Transcribe the material exactly. Images do not belong in the copy.

[Extracted data entries]

_ _ _ _ _ _ _

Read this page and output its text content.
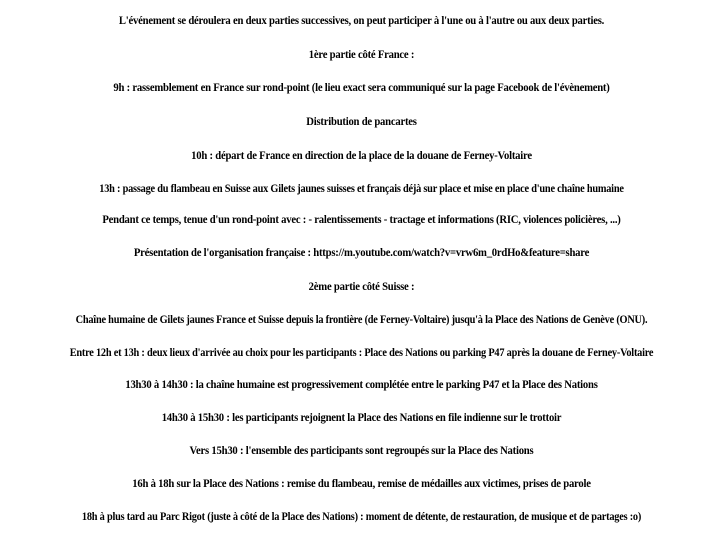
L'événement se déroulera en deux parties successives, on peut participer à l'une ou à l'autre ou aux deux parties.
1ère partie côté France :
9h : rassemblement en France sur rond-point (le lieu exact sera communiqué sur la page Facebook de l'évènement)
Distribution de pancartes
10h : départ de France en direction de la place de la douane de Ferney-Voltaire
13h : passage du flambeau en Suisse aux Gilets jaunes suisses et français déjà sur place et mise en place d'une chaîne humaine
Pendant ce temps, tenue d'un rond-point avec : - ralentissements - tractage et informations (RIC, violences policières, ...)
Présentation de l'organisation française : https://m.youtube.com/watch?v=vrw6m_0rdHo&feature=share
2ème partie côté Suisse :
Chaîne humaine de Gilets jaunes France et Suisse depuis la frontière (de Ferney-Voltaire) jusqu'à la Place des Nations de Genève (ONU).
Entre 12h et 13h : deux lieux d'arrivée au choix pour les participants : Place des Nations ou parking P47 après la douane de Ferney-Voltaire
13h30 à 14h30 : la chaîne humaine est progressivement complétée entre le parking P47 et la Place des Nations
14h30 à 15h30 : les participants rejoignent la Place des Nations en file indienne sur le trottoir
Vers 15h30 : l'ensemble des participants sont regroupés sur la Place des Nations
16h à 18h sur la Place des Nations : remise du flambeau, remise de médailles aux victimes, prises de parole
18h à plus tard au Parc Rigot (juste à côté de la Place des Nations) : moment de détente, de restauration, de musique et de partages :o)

_ _ _ _ _ _ _

# [THE RESPONSE]
Read this page and output its text content.
L'événement se déroulera en deux parties successives, on peut participer à l'une ou à l'autre ou aux deux parties.
1ère partie côté France :
9h : rassemblement en France sur rond-point (le lieu exact sera communiqué sur la page Facebook de l'évènement)
Distribution de pancartes
10h : départ de France en direction de la place de la douane de Ferney-Voltaire
13h : passage du flambeau en Suisse aux Gilets jaunes suisses et français déjà sur place et mise en place d'une chaîne humaine
Pendant ce temps, tenue d'un rond-point avec : - ralentissements - tractage et informations (RIC, violences policières, ...)
Présentation de l'organisation française : https://m.youtube.com/watch?v=vrw6m_0rdHo&feature=share
2ème partie côté Suisse :
Chaîne humaine de Gilets jaunes France et Suisse depuis la frontière (de Ferney-Voltaire) jusqu'à la Place des Nations de Genève (ONU).
Entre 12h et 13h : deux lieux d'arrivée au choix pour les participants : Place des Nations ou parking P47 après la douane de Ferney-Voltaire
13h30 à 14h30 : la chaîne humaine est progressivement complétée entre le parking P47 et la Place des Nations
14h30 à 15h30 : les participants rejoignent la Place des Nations en file indienne sur le trottoir
Vers 15h30 : l'ensemble des participants sont regroupés sur la Place des Nations
16h à 18h sur la Place des Nations : remise du flambeau, remise de médailles aux victimes, prises de parole
18h à plus tard au Parc Rigot (juste à côté de la Place des Nations) : moment de détente, de restauration, de musique et de partages :o)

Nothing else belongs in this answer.